WHAT THE EXERCISE ASKS –
Out of the lines in this data, how many include "received"? Give the number and nothing else.

☆ ☆ ☆ ☆ ☆ ☆ ☆

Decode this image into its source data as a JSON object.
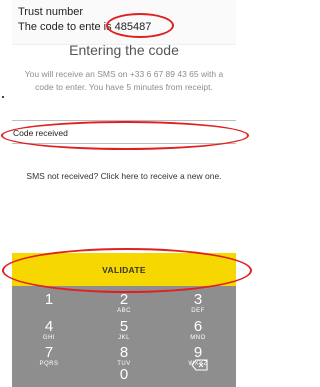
{
  "notification": {
    "title": "Trust number",
    "prefix": "The code to ente",
    "code": "is 485487"
  },
  "screen": {
    "title": "Entering the code",
    "description": "You will receive an SMS on +33 6 67 89 43 65 with a code to enter. You have 5 minutes from receipt.",
    "code_field_value": "Code received",
    "resend_link": "SMS not received? Click here to receive a new one.",
    "validate_label": "VALIDATE"
  },
  "keypad": {
    "keys": [
      {
        "digit": "1",
        "letters": ""
      },
      {
        "digit": "2",
        "letters": "ABC"
      },
      {
        "digit": "3",
        "letters": "DEF"
      },
      {
        "digit": "4",
        "letters": "GHI"
      },
      {
        "digit": "5",
        "letters": "JKL"
      },
      {
        "digit": "6",
        "letters": "MNO"
      },
      {
        "digit": "7",
        "letters": "PQRS"
      },
      {
        "digit": "8",
        "letters": "TUV"
      },
      {
        "digit": "9",
        "letters": "WXYZ"
      },
      {
        "digit": "0",
        "letters": ""
      }
    ]
  },
  "colors": {
    "validate": "#f6d800",
    "keypad": "#8e8e8e",
    "annotation": "#e02020"
  }
}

☆ ☆ ☆ ☆ ☆ ☆ ☆

RESPONSE TO THE TASK –
2